Part of a data file:

╔══

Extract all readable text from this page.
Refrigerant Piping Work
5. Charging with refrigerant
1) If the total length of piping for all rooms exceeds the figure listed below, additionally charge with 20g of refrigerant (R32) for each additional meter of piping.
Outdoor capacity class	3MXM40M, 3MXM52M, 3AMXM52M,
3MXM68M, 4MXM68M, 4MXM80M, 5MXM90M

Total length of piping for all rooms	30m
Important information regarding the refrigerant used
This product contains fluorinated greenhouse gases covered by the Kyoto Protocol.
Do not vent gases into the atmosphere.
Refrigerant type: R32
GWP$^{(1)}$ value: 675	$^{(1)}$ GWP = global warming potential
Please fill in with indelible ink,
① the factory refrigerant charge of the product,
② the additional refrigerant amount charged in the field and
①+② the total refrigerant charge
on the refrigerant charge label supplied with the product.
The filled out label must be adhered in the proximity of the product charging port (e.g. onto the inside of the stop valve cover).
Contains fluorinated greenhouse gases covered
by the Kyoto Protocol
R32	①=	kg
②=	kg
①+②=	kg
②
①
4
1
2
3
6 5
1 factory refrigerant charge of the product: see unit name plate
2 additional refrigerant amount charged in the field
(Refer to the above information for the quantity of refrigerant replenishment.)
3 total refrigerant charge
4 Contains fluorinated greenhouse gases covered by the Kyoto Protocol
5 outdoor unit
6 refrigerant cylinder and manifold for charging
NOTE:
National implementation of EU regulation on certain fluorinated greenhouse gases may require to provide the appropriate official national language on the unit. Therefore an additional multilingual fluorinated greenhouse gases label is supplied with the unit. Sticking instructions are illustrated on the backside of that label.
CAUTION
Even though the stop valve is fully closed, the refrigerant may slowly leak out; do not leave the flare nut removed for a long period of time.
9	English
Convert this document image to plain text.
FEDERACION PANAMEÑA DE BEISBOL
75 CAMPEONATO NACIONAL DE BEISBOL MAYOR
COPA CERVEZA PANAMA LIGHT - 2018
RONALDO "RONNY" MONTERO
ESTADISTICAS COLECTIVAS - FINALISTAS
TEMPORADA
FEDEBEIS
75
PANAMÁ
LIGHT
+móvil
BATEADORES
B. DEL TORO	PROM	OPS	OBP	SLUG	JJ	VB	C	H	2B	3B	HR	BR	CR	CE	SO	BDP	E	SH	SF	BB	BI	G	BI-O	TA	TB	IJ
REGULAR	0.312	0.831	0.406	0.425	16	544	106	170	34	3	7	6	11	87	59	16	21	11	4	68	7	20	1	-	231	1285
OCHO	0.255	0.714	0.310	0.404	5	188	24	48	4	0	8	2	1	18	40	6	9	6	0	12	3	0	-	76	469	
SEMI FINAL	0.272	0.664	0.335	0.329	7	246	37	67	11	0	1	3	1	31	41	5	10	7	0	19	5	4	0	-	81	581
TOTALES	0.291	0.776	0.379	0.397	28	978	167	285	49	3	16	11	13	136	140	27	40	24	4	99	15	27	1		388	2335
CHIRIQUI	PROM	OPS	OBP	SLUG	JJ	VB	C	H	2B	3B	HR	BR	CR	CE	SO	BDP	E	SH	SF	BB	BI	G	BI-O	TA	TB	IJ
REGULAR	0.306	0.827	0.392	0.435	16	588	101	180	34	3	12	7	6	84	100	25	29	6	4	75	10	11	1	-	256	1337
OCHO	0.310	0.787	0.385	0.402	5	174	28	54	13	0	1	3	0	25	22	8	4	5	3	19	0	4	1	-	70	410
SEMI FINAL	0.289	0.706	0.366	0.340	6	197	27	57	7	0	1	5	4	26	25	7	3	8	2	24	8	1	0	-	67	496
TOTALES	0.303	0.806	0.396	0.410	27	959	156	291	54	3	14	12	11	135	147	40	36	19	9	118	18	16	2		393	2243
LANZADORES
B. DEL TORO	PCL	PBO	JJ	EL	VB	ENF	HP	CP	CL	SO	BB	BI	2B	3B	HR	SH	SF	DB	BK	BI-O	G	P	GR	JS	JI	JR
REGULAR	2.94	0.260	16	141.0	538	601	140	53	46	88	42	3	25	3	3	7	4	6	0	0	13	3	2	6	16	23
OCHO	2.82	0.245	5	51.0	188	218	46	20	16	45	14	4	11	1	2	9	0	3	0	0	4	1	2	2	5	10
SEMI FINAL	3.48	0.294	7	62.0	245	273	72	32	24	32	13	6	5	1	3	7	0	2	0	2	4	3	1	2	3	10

╚══
╔══

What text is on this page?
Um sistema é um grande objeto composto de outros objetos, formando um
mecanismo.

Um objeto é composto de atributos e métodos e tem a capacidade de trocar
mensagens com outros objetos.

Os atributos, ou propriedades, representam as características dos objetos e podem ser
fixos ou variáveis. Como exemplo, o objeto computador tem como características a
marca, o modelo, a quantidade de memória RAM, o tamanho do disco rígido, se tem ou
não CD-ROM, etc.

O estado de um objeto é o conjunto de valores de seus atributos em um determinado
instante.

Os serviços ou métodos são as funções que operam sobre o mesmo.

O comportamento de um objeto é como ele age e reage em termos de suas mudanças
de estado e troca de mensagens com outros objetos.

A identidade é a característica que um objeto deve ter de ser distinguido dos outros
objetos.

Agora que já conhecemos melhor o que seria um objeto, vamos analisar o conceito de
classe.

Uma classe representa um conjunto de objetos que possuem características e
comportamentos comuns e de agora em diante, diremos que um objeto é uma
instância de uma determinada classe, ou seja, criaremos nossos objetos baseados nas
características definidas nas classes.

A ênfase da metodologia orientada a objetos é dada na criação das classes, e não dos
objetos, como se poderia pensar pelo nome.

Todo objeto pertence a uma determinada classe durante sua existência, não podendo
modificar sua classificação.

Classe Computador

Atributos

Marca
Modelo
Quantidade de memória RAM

╚══

Work to be completed » Tally up the lines holding the string "supplied" in this listing, and report the total alone.

Correct answer » 2